Note each line of the listing that contains the string "Scan", and copy it.

* Supplied material *
-- -- --

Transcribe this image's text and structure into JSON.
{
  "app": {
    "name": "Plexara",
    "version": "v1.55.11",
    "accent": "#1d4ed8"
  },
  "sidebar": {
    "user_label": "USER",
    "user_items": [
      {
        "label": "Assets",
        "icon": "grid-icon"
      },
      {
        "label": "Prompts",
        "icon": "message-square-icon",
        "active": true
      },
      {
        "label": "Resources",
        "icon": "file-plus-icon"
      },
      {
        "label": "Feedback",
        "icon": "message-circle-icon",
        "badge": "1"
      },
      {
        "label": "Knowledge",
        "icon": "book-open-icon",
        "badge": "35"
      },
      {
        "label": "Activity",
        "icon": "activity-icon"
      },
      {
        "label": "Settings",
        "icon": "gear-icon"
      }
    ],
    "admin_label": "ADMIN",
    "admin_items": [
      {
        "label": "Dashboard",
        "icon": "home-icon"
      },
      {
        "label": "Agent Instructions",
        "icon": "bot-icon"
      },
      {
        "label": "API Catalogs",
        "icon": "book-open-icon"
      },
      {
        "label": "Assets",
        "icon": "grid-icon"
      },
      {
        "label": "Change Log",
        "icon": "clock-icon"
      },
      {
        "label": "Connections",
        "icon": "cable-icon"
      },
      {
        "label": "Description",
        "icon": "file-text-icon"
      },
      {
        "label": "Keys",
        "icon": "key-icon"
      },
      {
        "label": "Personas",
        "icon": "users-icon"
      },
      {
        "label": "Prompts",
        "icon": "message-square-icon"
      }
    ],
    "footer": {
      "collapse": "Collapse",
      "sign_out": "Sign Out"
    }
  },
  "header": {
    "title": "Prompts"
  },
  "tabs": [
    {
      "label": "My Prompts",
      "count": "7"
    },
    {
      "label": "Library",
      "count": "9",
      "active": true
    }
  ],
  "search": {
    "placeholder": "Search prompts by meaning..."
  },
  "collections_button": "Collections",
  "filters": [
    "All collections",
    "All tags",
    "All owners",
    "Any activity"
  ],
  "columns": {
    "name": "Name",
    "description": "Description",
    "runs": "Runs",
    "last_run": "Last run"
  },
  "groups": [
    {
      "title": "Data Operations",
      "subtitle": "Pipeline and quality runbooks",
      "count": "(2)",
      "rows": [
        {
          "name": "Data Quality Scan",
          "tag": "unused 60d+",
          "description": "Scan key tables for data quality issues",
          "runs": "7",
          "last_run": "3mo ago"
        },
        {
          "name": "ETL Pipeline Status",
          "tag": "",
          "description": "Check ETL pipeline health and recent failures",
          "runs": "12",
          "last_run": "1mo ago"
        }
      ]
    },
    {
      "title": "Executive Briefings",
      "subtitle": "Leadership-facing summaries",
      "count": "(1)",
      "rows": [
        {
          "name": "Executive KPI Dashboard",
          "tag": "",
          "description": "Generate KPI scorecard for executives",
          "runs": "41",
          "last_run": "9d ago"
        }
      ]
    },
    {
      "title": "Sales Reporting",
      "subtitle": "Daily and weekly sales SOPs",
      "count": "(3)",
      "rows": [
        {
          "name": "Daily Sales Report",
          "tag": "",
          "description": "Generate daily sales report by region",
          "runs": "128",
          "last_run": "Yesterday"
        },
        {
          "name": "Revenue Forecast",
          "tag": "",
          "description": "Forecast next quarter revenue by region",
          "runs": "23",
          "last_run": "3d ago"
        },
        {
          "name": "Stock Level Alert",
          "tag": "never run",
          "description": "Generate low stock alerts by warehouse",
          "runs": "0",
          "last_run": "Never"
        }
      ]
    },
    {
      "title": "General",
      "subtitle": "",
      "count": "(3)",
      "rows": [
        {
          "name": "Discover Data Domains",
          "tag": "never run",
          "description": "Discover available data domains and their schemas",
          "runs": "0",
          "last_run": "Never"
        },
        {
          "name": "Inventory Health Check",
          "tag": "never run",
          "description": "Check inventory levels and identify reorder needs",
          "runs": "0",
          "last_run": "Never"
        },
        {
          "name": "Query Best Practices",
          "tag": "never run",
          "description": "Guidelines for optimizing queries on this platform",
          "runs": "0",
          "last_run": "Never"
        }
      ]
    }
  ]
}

-- -- --

* Answer to the problem *
          "name": "Data Quality Scan",
          "description": "Scan key tables for data quality issues",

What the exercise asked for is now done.